Excerpt to read —
================================

The clay tablet shown here contains Chapter 3 of a 24-chapter series of omens about strange births. It measures about 17cm high by 8.5cm wide and is around 3cm thick in the middle. On the back (not shown) is a colophon, or sort of library stamp, that states it belongs to king Assurbanipal's library. It is written in cuneiform script with a reed stylus in the literary language of the time, which is now called Standard Babylonian.

The book's Assyrian name was Shumma Izbu, 'If an anomaly', after the first two words of its very first line. It originally contained about 3000 different omens, all about the meanings of strange or unusual births to human or animal mothers. The idea behind Shumma Izbu was already old in 650 BC: there are surviving collections of birth omens on clay tablets that are at least a thousand years older than this one. But what makes Assurbanipal's Shumma Izbu special is that it is organised systematically and exhaustively; and that we know it was really used.

We don't know exactly who edited Shumma Izbu, or even exactly when – perhaps as early as 1100 BC, perhaps as late as 700 BC. But he (or less likely she) grouped the omens according to animal: the first chapters are about humans, then farmed animals such as sheep, goats, cattle, and pigs. The anomalies themselves concern missing, misplaced, or overabundant body parts, as well as strange colours and body parts belonging to other animals.

================================

To be done —
[1] Answer these from the passage on the Shumma Izbu tablet:
(a) About how thick is the tablet in the middle?
(b) What does the Assyrian name Shumma Izbu mean?
(c) Births to which mothers do the first chapters cover?
[2] Carry on the passage about the Shumma Izbu omen tablet, starting after its last sentence.

Data entries —
================================

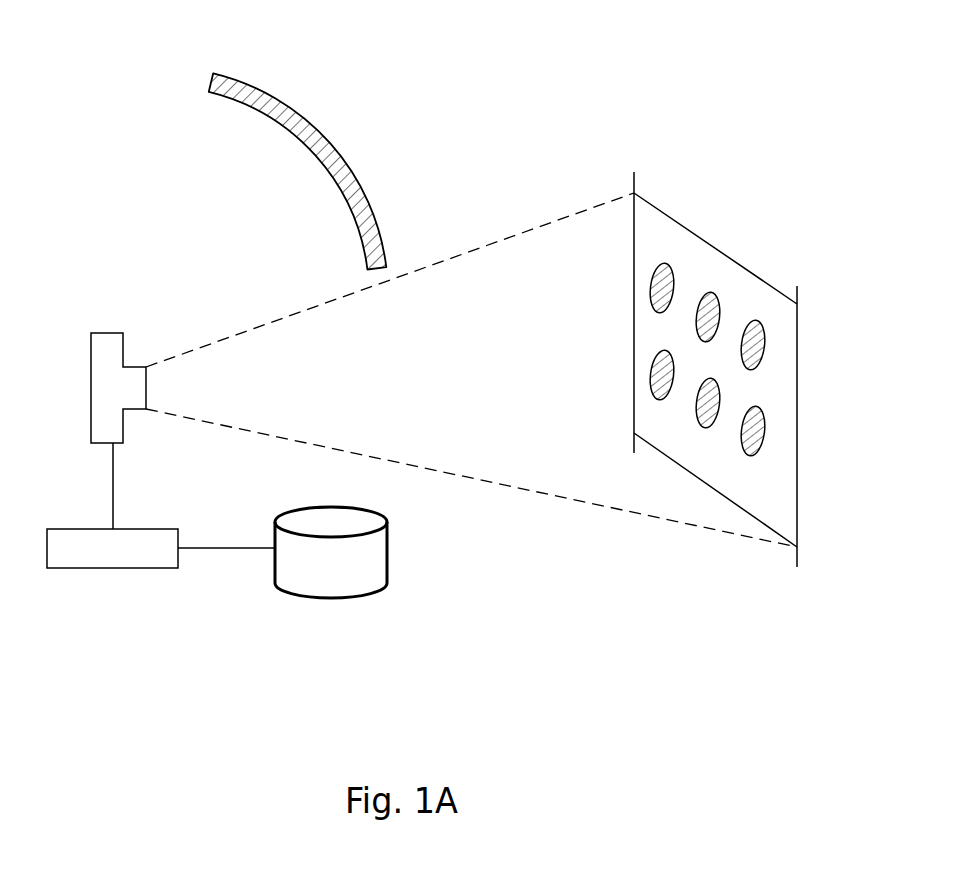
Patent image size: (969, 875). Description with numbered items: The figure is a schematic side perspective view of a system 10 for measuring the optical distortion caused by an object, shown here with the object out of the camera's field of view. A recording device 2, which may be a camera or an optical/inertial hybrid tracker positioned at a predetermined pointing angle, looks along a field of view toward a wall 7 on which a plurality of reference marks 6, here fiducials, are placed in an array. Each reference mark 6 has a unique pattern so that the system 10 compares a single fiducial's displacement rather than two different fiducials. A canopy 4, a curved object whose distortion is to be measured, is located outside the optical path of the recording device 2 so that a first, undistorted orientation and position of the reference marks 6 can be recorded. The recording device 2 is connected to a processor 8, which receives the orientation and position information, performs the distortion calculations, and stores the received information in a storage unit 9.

The recording device 2 is at (113, 333).
The canopy 4 is at (332, 115).
The reference marks 6 is at (763, 347).
The wall 7 is at (687, 225).
The processor 8 is at (113, 568).
The storage unit 9 is at (387, 560).
The system 10 is at (638, 119).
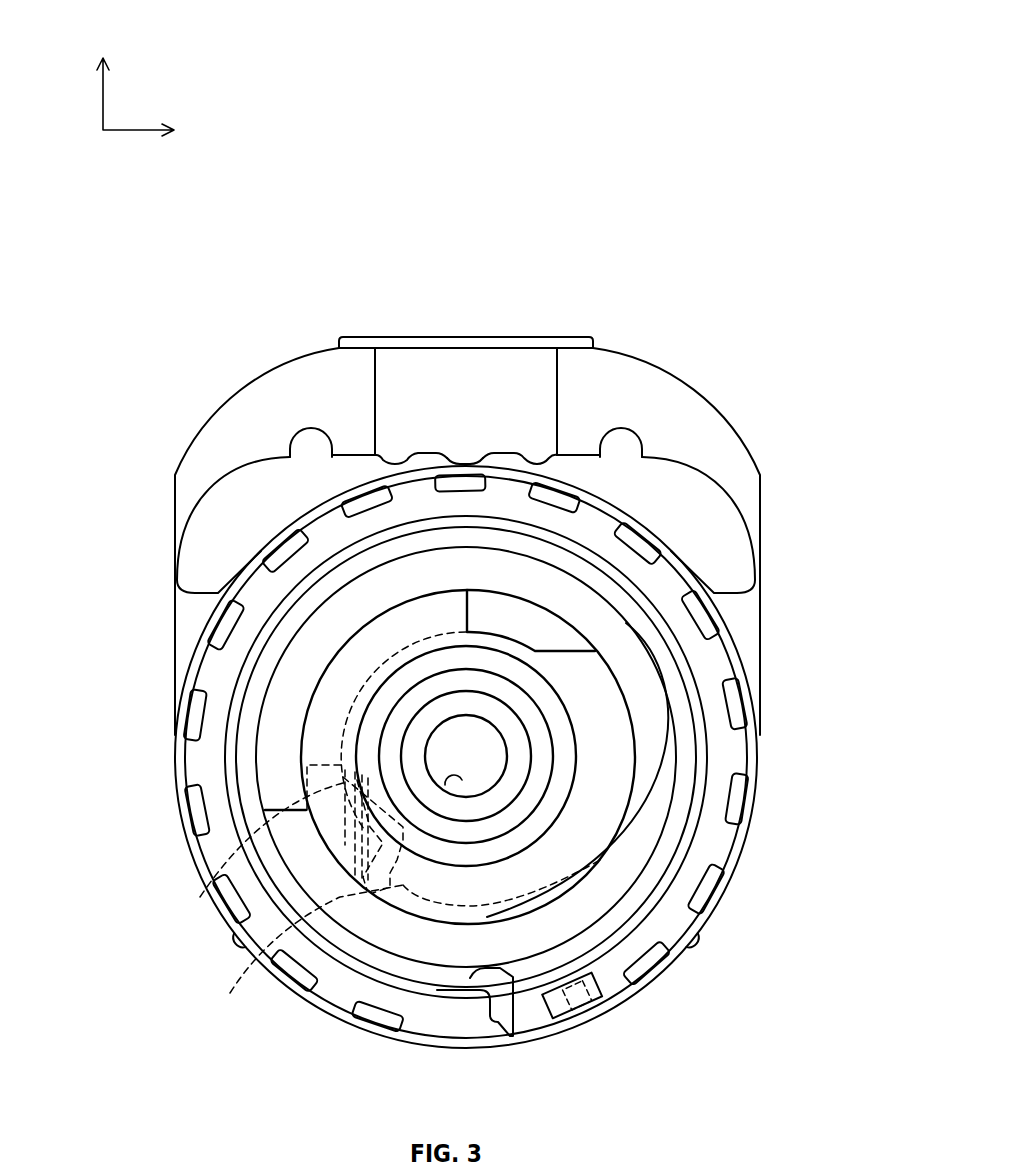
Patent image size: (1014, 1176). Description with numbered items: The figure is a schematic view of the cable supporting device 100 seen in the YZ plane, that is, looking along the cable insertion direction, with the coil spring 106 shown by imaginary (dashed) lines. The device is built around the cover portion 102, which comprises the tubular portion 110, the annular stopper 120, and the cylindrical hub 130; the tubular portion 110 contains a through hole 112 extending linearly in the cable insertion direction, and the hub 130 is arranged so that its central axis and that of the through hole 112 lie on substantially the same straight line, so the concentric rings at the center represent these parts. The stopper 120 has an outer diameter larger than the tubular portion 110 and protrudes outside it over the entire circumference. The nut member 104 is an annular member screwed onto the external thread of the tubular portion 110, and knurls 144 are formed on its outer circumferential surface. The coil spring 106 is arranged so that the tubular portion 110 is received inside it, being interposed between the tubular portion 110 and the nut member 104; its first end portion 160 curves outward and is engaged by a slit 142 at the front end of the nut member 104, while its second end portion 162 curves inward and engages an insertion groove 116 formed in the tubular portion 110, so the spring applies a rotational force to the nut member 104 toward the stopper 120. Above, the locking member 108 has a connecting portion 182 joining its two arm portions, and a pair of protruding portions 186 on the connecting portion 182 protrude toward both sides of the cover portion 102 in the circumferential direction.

================================

Outputs for the tasks —
[1]
(a) Around 3cm.
(b) 'If an anomaly'.
(c) Humans.

[2]
As the example above shows, the predicted outcomes for king and country are often based on analogies or word-plays with the observed birth phenomena. So the powerful lion implies a strong king, while absence leads to distress and loss. The right side of the body is associated with good, so damage there portends badly, while damage on the evil left bodes well.

Surviving reports show scholars notifying the king of strange births in the land, including an eight-legged piglet, twin calves and foals, conjoined lambs, a hermaphrodite, and – most ominous of all – a lion born to a cow. However, there is one letter, unfortunately very damaged, that explains to the king that Shumma Izbu does not mention every possible strange birth. The gods could bring surprises even to the most well-prepared of scholars.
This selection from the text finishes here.